═══ RECORD SET ═══

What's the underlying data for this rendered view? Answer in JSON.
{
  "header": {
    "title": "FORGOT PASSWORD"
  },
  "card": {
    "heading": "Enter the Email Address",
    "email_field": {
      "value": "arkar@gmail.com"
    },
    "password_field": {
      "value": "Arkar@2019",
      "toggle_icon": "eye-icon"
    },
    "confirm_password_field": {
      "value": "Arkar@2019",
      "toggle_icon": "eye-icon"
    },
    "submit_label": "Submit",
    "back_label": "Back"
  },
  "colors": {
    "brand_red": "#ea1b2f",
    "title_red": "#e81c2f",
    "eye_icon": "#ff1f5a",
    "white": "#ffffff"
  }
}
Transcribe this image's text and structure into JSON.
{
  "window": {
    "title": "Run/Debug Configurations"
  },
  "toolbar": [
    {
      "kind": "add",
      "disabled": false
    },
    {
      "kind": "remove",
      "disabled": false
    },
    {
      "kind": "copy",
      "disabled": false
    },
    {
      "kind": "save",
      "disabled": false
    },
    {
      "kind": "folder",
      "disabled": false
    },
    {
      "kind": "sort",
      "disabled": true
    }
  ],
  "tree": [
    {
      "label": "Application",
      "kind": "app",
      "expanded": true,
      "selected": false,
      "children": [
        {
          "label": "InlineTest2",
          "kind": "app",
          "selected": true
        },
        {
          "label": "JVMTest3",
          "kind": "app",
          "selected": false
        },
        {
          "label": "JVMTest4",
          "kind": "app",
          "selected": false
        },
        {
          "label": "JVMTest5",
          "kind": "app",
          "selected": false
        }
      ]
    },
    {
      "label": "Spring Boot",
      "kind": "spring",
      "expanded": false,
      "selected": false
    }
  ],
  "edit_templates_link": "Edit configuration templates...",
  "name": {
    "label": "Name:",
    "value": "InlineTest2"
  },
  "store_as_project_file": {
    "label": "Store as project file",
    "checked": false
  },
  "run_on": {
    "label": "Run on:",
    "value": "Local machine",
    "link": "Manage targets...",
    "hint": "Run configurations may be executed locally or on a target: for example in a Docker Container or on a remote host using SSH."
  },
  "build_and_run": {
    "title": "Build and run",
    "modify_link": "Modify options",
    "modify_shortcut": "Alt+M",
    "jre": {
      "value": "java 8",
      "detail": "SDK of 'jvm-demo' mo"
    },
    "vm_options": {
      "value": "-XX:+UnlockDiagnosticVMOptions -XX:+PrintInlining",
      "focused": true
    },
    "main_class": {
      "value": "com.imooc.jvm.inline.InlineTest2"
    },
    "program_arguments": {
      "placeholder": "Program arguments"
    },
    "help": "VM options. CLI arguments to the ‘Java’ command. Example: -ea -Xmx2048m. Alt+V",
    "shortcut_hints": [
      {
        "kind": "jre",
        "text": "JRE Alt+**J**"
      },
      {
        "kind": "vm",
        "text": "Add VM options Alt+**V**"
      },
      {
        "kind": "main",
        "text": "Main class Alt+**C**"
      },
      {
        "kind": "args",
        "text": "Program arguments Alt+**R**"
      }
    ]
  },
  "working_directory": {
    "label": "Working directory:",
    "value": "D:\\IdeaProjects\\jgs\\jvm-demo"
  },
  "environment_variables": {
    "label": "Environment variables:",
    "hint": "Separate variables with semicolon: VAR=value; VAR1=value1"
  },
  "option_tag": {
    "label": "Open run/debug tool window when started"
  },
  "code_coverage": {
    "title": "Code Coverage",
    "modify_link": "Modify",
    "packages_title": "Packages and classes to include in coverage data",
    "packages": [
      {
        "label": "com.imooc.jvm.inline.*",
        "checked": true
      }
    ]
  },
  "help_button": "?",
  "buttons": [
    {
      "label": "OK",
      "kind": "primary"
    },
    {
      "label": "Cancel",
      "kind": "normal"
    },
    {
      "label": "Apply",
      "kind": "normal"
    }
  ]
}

═══

== AIM OF THE TASK ==
Repeat the listing above without any change.

== EXERCISE RESPONSE ==
What's the underlying data for this rendered view? Answer in JSON.
{
  "header": {
    "title": "FORGOT PASSWORD"
  },
  "card": {
    "heading": "Enter the Email Address",
    "email_field": {
      "value": "arkar@gmail.com"
    },
    "password_field": {
      "value": "Arkar@2019",
      "toggle_icon": "eye-icon"
    },
    "confirm_password_field": {
      "value": "Arkar@2019",
      "toggle_icon": "eye-icon"
    },
    "submit_label": "Submit",
    "back_label": "Back"
  },
  "colors": {
    "brand_red": "#ea1b2f",
    "title_red": "#e81c2f",
    "eye_icon": "#ff1f5a",
    "white": "#ffffff"
  }
}
Transcribe this image's text and structure into JSON.
{
  "window": {
    "title": "Run/Debug Configurations"
  },
  "toolbar": [
    {
      "kind": "add",
      "disabled": false
    },
    {
      "kind": "remove",
      "disabled": false
    },
    {
      "kind": "copy",
      "disabled": false
    },
    {
      "kind": "save",
      "disabled": false
    },
    {
      "kind": "folder",
      "disabled": false
    },
    {
      "kind": "sort",
      "disabled": true
    }
  ],
  "tree": [
    {
      "label": "Application",
      "kind": "app",
      "expanded": true,
      "selected": false,
      "children": [
        {
          "label": "InlineTest2",
          "kind": "app",
          "selected": true
        },
        {
          "label": "JVMTest3",
          "kind": "app",
          "selected": false
        },
        {
          "label": "JVMTest4",
          "kind": "app",
          "selected": false
        },
        {
          "label": "JVMTest5",
          "kind": "app",
          "selected": false
        }
      ]
    },
    {
      "label": "Spring Boot",
      "kind": "spring",
      "expanded": false,
      "selected": false
    }
  ],
  "edit_templates_link": "Edit configuration templates...",
  "name": {
    "label": "Name:",
    "value": "InlineTest2"
  },
  "store_as_project_file": {
    "label": "Store as project file",
    "checked": false
  },
  "run_on": {
    "label": "Run on:",
    "value": "Local machine",
    "link": "Manage targets...",
    "hint": "Run configurations may be executed locally or on a target: for example in a Docker Container or on a remote host using SSH."
  },
  "build_and_run": {
    "title": "Build and run",
    "modify_link": "Modify options",
    "modify_shortcut": "Alt+M",
    "jre": {
      "value": "java 8",
      "detail": "SDK of 'jvm-demo' mo"
    },
    "vm_options": {
      "value": "-XX:+UnlockDiagnosticVMOptions -XX:+PrintInlining",
      "focused": true
    },
    "main_class": {
      "value": "com.imooc.jvm.inline.InlineTest2"
    },
    "program_arguments": {
      "placeholder": "Program arguments"
    },
    "help": "VM options. CLI arguments to the ‘Java’ command. Example: -ea -Xmx2048m. Alt+V",
    "shortcut_hints": [
      {
        "kind": "jre",
        "text": "JRE Alt+**J**"
      },
      {
        "kind": "vm",
        "text": "Add VM options Alt+**V**"
      },
      {
        "kind": "main",
        "text": "Main class Alt+**C**"
      },
      {
        "kind": "args",
        "text": "Program arguments Alt+**R**"
      }
    ]
  },
  "working_directory": {
    "label": "Working directory:",
    "value": "D:\\IdeaProjects\\jgs\\jvm-demo"
  },
  "environment_variables": {
    "label": "Environment variables:",
    "hint": "Separate variables with semicolon: VAR=value; VAR1=value1"
  },
  "option_tag": {
    "label": "Open run/debug tool window when started"
  },
  "code_coverage": {
    "title": "Code Coverage",
    "modify_link": "Modify",
    "packages_title": "Packages and classes to include in coverage data",
    "packages": [
      {
        "label": "com.imooc.jvm.inline.*",
        "checked": true
      }
    ]
  },
  "help_button": "?",
  "buttons": [
    {
      "label": "OK",
      "kind": "primary"
    },
    {
      "label": "Cancel",
      "kind": "normal"
    },
    {
      "label": "Apply",
      "kind": "normal"
    }
  ]
}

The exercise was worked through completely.